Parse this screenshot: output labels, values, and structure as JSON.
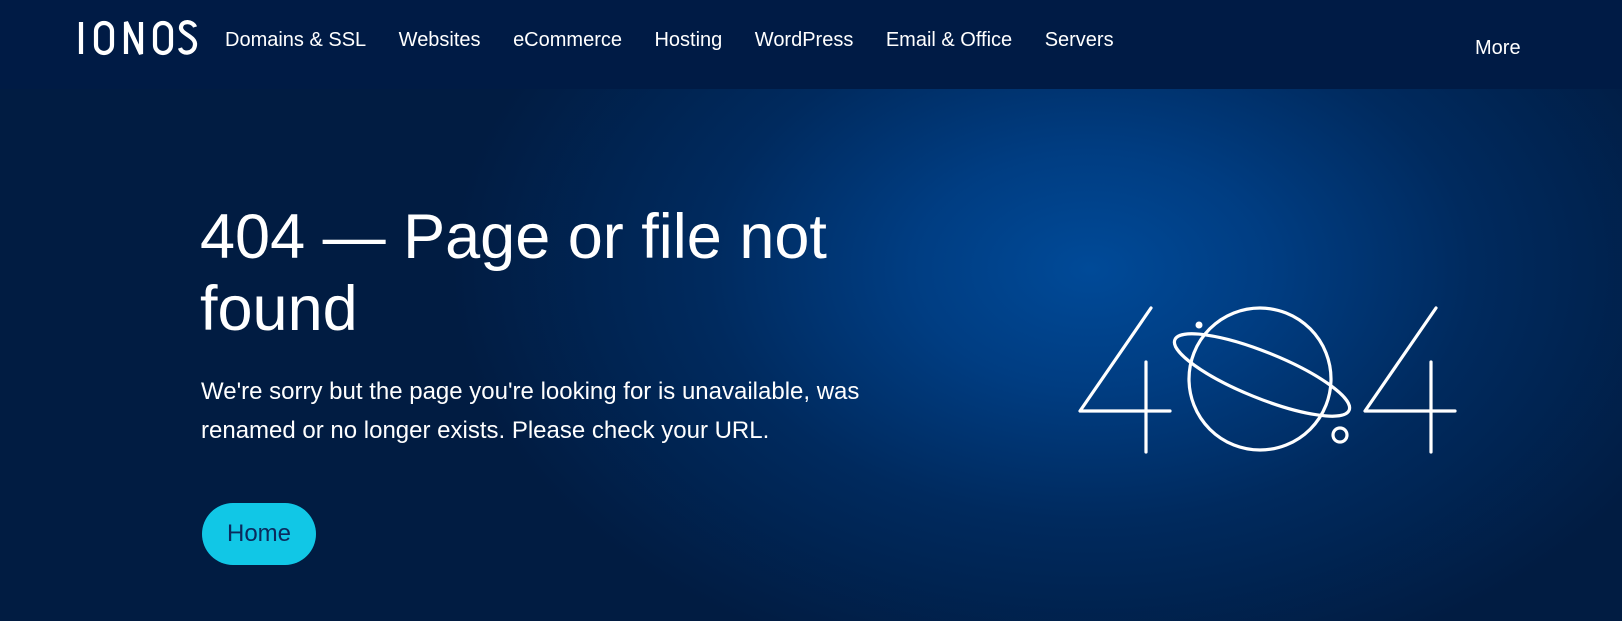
{
  "header": {
    "logo_text": "IONOS",
    "nav_items": [
      {
        "label": "Domains & SSL"
      },
      {
        "label": "Websites"
      },
      {
        "label": "eCommerce"
      },
      {
        "label": "Hosting"
      },
      {
        "label": "WordPress"
      },
      {
        "label": "Email & Office"
      },
      {
        "label": "Servers"
      }
    ],
    "more_label": "More"
  },
  "main": {
    "title": "404 — Page or file not found",
    "description": "We're sorry but the page you're looking for is unavailable, was renamed or no longer exists. Please check your URL.",
    "home_button": "Home",
    "illustration_icon": "404-planet-illustration"
  },
  "colors": {
    "nav_background": "#001b45",
    "hero_center": "#004a98",
    "hero_edge": "#011c42",
    "button": "#11c7e6",
    "button_text": "#0b2a5c",
    "text": "#ffffff"
  }
}
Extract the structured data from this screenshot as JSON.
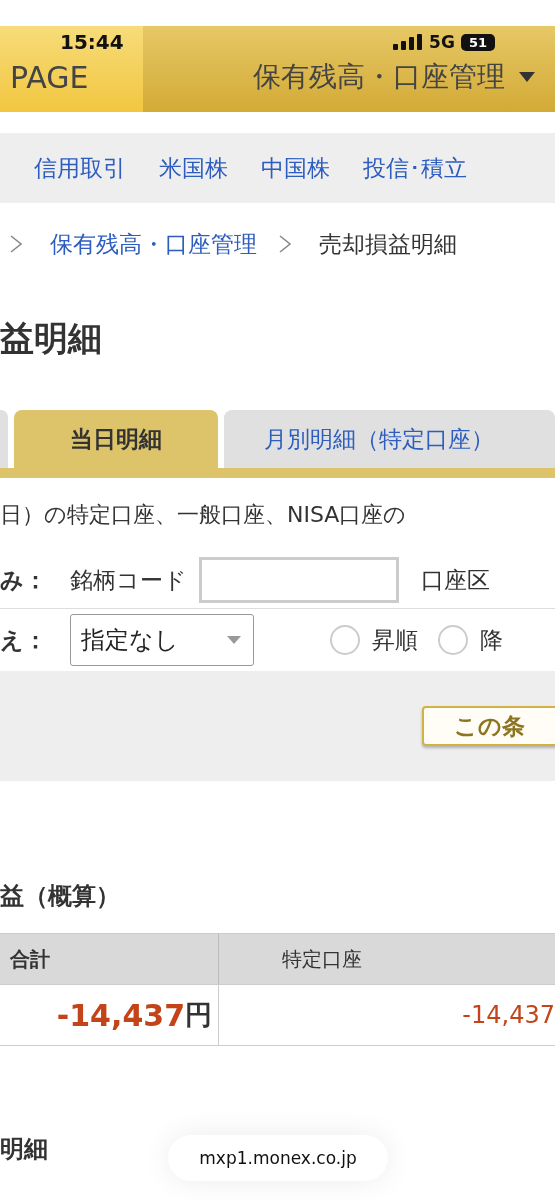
{
  "status_bar": {
    "time": "15:44",
    "network": "5G",
    "battery": "51"
  },
  "header": {
    "page_label": "PAGE",
    "title": "保有残高・口座管理"
  },
  "nav": [
    {
      "label": "信用取引"
    },
    {
      "label": "米国株"
    },
    {
      "label": "中国株"
    },
    {
      "label": "投信･積立"
    }
  ],
  "breadcrumb": [
    {
      "label": "保有残高・口座管理",
      "link": true
    },
    {
      "label": "売却損益明細",
      "link": false
    }
  ],
  "page_title": "益明細",
  "tabs": [
    {
      "label": "当日明細",
      "selected": true
    },
    {
      "label": "月別明細（特定口座）",
      "selected": false
    }
  ],
  "description": "日）の特定口座、一般口座、NISA口座の",
  "filter": {
    "label": "み：",
    "code_label": "銘柄コード",
    "account_label": "口座区"
  },
  "sort": {
    "label": "え：",
    "value": "指定なし",
    "options": [
      {
        "label": "昇順",
        "selected": false
      },
      {
        "label": "降",
        "selected": false
      }
    ]
  },
  "search_button": "この条",
  "summary": {
    "title": "益（概算）",
    "columns": [
      "合計",
      "特定口座"
    ],
    "total": "-14,437",
    "unit": "円",
    "specific": "-14,437"
  },
  "section_title": "明細",
  "url": "mxp1.monex.co.jp"
}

#####

_SHORT PROBLEM:_ Note how many lines of the material contain the string "false". Then report that number by itself.

_TASK SOLUTION:_ 4